▸ PROBLEM STATEMENT
Below is a block of records; repeat each one exactly.
··········
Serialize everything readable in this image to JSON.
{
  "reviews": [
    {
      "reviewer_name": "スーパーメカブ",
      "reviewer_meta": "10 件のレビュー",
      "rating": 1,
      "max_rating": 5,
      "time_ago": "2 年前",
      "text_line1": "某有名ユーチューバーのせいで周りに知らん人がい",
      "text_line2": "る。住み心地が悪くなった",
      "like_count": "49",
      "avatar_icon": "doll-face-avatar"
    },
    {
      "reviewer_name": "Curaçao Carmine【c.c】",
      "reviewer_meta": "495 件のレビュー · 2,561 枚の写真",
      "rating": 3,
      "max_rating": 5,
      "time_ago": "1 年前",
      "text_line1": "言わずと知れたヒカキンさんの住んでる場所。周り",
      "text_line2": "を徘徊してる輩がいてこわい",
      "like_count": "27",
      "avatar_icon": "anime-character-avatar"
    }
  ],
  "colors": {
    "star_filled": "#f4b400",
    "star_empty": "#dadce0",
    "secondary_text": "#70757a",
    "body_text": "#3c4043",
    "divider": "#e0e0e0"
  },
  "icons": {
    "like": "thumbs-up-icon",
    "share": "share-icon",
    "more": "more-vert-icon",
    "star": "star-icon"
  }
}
··········
▸ RESULT OF THIS EXERCISE
Serialize everything readable in this image to JSON.
{
  "reviews": [
    {
      "reviewer_name": "スーパーメカブ",
      "reviewer_meta": "10 件のレビュー",
      "rating": 1,
      "max_rating": 5,
      "time_ago": "2 年前",
      "text_line1": "某有名ユーチューバーのせいで周りに知らん人がい",
      "text_line2": "る。住み心地が悪くなった",
      "like_count": "49",
      "avatar_icon": "doll-face-avatar"
    },
    {
      "reviewer_name": "Curaçao Carmine【c.c】",
      "reviewer_meta": "495 件のレビュー · 2,561 枚の写真",
      "rating": 3,
      "max_rating": 5,
      "time_ago": "1 年前",
      "text_line1": "言わずと知れたヒカキンさんの住んでる場所。周り",
      "text_line2": "を徘徊してる輩がいてこわい",
      "like_count": "27",
      "avatar_icon": "anime-character-avatar"
    }
  ],
  "colors": {
    "star_filled": "#f4b400",
    "star_empty": "#dadce0",
    "secondary_text": "#70757a",
    "body_text": "#3c4043",
    "divider": "#e0e0e0"
  },
  "icons": {
    "like": "thumbs-up-icon",
    "share": "share-icon",
    "more": "more-vert-icon",
    "star": "star-icon"
  }
}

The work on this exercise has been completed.